- **WRITTEN TASK**
All lines in the data bearing the string "Temp" should be identified and copied.

- **TASK DATA**
# # # #

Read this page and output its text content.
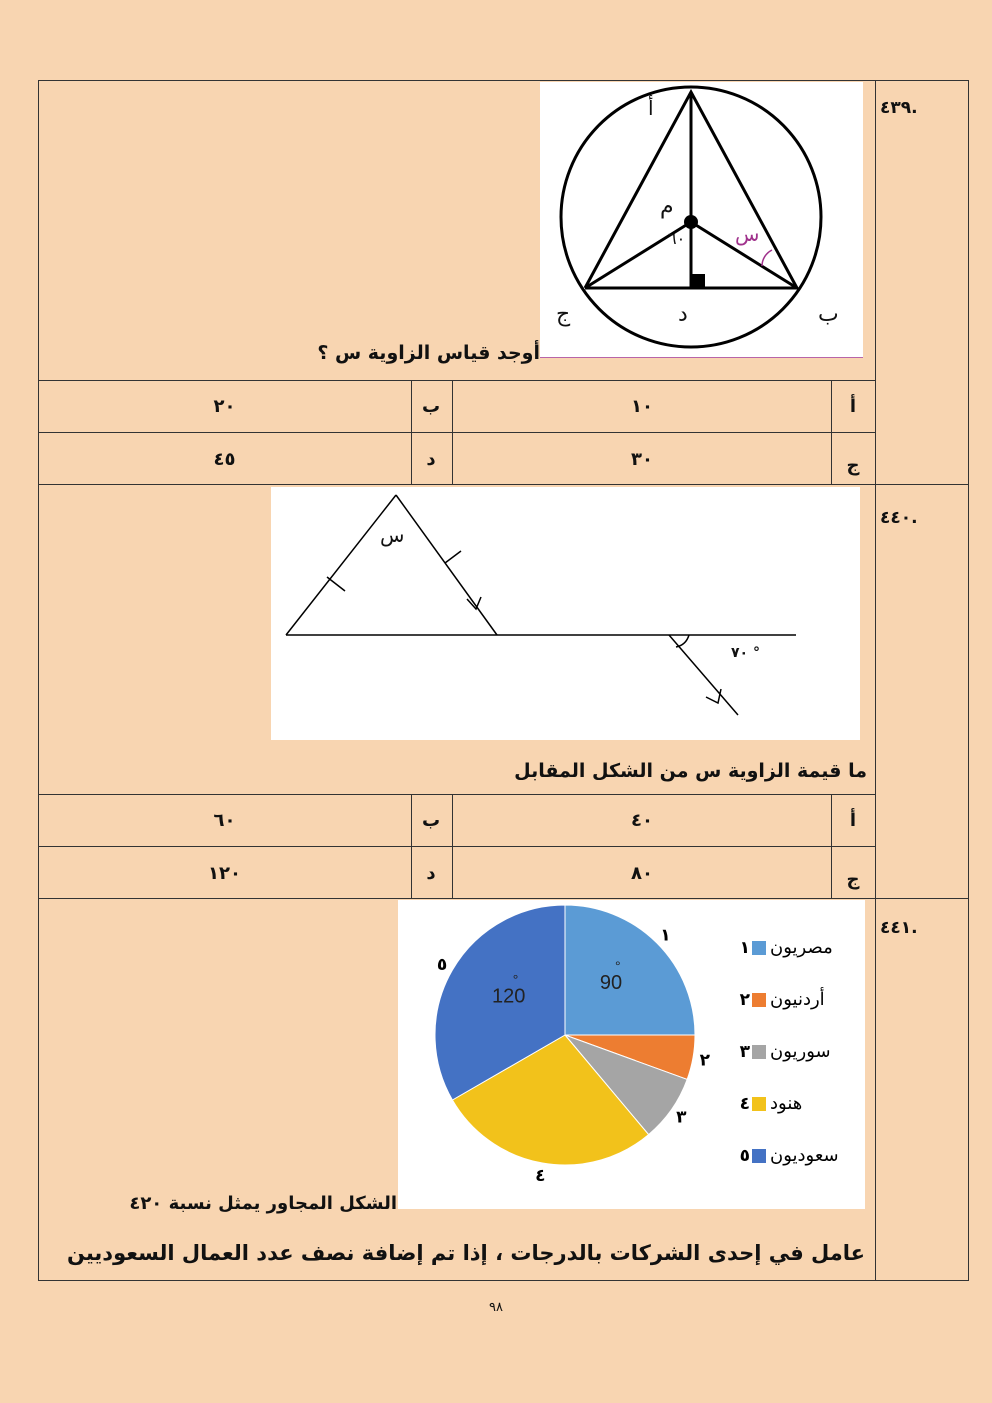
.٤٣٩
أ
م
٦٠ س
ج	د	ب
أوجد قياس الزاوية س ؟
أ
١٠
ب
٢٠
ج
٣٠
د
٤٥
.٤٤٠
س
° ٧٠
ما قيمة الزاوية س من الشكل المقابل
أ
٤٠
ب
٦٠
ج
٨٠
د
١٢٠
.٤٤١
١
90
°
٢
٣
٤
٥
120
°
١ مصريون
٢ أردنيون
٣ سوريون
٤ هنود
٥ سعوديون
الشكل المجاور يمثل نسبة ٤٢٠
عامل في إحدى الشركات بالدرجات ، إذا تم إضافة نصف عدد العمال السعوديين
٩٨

# # # #

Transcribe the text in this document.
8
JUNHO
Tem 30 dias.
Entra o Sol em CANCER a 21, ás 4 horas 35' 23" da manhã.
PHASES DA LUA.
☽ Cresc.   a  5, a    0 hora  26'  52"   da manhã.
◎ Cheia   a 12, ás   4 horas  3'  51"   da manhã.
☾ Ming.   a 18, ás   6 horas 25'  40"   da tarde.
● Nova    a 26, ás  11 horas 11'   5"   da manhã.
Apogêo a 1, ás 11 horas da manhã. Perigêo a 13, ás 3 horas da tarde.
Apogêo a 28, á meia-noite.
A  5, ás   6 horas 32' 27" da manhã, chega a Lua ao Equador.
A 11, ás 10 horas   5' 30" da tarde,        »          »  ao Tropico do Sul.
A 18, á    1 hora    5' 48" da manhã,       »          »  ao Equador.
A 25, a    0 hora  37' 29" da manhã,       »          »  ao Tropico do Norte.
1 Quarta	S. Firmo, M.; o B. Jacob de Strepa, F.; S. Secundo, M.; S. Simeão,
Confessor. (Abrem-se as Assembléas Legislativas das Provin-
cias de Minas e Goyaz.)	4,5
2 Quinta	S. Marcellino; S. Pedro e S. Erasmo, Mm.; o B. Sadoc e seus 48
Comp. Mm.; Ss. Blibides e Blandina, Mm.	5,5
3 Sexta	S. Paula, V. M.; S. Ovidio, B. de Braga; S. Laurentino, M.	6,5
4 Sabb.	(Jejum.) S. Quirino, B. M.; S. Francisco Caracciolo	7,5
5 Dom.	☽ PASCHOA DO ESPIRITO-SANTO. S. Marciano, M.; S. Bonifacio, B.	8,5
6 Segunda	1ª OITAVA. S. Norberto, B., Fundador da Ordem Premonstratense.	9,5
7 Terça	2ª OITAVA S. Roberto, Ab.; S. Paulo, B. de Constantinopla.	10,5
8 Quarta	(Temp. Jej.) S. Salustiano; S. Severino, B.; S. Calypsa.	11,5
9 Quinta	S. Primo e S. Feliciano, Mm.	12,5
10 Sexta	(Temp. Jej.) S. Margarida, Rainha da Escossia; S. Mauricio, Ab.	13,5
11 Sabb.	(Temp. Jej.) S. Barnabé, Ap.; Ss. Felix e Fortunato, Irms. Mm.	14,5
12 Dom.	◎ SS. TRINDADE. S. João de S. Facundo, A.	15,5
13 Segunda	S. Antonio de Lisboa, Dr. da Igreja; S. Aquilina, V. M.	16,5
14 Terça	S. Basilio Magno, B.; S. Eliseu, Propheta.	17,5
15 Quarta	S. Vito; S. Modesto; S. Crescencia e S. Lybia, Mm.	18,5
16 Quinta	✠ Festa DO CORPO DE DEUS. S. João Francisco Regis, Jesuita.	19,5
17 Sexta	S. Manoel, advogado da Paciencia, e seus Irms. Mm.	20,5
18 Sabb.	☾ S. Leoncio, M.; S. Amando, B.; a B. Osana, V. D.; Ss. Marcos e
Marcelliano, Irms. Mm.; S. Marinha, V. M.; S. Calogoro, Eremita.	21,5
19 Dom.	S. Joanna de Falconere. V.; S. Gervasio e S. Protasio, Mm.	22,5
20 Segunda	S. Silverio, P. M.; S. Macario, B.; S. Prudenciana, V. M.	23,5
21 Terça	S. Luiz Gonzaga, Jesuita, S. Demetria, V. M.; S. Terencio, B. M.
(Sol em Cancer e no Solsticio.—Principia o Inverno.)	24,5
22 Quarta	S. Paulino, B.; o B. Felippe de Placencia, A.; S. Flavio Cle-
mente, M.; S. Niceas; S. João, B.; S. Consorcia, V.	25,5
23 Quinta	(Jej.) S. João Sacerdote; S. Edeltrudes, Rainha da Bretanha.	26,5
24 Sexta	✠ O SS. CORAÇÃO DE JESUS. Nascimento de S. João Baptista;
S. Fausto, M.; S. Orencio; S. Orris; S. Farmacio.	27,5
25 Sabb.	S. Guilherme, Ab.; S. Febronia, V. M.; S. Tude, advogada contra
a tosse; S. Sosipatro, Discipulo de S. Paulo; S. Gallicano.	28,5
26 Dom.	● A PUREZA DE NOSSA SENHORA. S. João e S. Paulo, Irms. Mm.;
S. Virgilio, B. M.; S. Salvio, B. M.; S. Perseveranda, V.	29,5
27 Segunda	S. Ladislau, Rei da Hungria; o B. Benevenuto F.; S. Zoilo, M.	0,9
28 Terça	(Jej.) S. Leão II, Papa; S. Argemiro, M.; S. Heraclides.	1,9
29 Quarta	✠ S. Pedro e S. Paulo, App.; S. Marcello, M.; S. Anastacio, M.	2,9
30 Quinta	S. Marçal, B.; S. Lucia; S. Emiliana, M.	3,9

# # # #

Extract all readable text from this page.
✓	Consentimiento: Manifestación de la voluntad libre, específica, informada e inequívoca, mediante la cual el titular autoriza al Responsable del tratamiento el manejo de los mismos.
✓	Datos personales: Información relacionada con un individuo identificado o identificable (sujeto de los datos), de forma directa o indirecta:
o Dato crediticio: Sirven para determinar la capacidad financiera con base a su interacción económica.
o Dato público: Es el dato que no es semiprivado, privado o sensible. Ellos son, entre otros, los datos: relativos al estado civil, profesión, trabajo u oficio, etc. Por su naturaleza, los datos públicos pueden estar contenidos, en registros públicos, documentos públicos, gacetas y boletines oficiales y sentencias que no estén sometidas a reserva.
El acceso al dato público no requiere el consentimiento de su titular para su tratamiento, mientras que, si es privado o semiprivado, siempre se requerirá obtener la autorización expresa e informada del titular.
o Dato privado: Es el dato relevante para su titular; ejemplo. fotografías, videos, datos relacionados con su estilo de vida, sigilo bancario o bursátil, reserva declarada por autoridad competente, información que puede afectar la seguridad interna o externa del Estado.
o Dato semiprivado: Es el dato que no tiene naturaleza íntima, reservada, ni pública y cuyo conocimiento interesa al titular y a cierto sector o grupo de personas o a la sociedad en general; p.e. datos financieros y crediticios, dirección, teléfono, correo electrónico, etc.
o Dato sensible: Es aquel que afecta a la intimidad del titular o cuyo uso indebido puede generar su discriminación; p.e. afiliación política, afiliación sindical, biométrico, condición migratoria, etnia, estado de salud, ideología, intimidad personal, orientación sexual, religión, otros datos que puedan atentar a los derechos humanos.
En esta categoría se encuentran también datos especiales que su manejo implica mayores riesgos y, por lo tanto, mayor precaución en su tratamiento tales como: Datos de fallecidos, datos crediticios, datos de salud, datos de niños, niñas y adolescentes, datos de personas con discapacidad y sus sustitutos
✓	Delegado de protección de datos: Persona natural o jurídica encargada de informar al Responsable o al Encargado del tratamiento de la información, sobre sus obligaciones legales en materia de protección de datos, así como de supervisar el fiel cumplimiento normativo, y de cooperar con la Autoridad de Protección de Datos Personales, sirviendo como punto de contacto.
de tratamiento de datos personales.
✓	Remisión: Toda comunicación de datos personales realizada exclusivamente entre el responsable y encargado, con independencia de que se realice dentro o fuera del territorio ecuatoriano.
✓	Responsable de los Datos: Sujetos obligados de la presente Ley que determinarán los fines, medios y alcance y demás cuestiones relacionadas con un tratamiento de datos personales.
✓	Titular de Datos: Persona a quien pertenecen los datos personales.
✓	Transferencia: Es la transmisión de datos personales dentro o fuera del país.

# # # #

- **ANSWER TO THE PROBLEM**
8 Quarta	(Temp. Jej.) S. Salustiano; S. Severino, B.; S. Calypsa.	11,5
10 Sexta	(Temp. Jej.) S. Margarida, Rainha da Escossia; S. Mauricio, Ab.	13,5
11 Sabb.	(Temp. Jej.) S. Barnabé, Ap.; Ss. Felix e Fortunato, Irms. Mm.	14,5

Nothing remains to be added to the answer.